Required work: Return the count of lines that hold the string "prediction", with no other words.

--- Start of Source records ---

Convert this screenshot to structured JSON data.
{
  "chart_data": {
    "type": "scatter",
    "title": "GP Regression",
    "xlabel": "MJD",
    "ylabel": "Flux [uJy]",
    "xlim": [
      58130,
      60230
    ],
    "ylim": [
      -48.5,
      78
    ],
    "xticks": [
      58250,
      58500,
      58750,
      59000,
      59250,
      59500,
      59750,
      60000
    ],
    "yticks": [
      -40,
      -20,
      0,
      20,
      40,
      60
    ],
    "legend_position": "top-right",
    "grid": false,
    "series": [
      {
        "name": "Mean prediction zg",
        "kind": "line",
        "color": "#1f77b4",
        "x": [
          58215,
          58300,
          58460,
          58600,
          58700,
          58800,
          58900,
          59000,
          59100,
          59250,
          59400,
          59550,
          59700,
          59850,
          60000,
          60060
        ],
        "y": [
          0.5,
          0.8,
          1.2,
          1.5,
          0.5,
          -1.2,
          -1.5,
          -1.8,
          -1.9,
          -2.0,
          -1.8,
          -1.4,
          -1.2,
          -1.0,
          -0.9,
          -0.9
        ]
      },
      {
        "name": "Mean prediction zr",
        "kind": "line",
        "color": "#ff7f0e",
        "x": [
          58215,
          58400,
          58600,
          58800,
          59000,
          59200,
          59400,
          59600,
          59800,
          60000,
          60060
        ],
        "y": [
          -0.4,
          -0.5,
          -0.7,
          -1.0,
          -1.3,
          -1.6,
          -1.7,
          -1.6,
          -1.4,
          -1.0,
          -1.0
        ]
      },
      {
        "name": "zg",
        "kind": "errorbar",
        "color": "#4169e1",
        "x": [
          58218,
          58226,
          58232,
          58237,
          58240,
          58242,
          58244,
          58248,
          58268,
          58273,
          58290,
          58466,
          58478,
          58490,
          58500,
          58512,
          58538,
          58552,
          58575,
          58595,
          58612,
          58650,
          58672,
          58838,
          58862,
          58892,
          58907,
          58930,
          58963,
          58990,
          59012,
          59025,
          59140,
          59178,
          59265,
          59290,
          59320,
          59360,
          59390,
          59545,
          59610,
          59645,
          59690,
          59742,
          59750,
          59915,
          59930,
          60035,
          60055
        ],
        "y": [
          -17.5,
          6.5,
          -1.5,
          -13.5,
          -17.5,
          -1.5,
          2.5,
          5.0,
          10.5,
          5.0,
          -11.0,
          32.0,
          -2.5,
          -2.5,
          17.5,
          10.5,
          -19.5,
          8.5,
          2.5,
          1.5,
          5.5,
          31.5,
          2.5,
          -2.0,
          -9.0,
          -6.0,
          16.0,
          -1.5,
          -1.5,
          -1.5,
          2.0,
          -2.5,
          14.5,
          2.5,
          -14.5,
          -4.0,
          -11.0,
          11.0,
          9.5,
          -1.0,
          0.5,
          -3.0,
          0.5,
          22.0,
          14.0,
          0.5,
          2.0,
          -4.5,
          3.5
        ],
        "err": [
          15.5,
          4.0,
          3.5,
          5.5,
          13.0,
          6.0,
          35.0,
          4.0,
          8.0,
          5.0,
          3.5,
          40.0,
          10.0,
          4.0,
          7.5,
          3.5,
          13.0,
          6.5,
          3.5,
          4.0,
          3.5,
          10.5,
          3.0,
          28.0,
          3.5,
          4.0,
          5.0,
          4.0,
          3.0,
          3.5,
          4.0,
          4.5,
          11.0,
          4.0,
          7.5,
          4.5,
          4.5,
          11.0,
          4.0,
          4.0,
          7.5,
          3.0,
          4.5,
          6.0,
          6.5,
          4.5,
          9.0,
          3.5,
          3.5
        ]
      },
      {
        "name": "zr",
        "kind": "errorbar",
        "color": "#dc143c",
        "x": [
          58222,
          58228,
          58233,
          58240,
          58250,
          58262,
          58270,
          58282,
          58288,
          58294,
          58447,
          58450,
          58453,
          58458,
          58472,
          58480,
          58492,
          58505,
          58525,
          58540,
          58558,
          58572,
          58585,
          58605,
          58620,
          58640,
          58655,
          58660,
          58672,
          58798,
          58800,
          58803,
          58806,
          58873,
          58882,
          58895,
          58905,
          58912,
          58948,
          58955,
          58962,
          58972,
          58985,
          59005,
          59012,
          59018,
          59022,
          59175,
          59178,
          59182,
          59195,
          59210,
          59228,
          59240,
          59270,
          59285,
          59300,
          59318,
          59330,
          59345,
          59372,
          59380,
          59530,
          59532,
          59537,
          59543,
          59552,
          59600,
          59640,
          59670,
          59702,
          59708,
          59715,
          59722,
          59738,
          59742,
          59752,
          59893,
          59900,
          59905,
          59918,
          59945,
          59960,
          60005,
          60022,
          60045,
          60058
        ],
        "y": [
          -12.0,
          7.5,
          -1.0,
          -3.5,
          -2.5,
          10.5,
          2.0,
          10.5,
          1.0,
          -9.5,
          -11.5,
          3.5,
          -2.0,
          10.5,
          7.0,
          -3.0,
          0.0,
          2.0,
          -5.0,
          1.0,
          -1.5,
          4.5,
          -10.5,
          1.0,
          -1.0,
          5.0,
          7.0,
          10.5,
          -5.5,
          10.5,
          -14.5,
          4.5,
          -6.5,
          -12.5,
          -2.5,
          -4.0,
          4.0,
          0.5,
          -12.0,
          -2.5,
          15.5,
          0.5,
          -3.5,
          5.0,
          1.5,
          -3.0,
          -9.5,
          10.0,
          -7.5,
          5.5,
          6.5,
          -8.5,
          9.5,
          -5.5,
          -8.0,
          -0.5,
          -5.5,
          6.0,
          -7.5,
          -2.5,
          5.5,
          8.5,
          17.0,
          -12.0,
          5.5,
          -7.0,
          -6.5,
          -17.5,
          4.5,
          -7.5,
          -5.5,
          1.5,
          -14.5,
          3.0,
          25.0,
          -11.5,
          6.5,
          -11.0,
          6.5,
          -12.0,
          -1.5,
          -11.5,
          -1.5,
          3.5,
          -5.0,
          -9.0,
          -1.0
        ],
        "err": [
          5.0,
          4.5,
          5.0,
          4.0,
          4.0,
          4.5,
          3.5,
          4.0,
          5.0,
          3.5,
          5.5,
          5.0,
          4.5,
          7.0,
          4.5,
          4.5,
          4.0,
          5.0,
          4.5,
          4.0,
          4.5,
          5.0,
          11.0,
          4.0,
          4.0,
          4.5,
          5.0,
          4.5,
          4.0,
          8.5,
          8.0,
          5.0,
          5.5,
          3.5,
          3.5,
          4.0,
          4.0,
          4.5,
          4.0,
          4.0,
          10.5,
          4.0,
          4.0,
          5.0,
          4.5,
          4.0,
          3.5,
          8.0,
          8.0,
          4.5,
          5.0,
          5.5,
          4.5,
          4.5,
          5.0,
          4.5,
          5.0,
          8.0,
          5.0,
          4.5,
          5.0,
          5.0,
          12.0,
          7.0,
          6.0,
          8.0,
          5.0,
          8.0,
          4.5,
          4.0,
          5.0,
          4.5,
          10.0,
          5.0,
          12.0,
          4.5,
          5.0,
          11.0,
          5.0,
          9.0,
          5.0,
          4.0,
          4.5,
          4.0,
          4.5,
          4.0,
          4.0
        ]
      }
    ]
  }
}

--- End of Source records ---

Full response: 2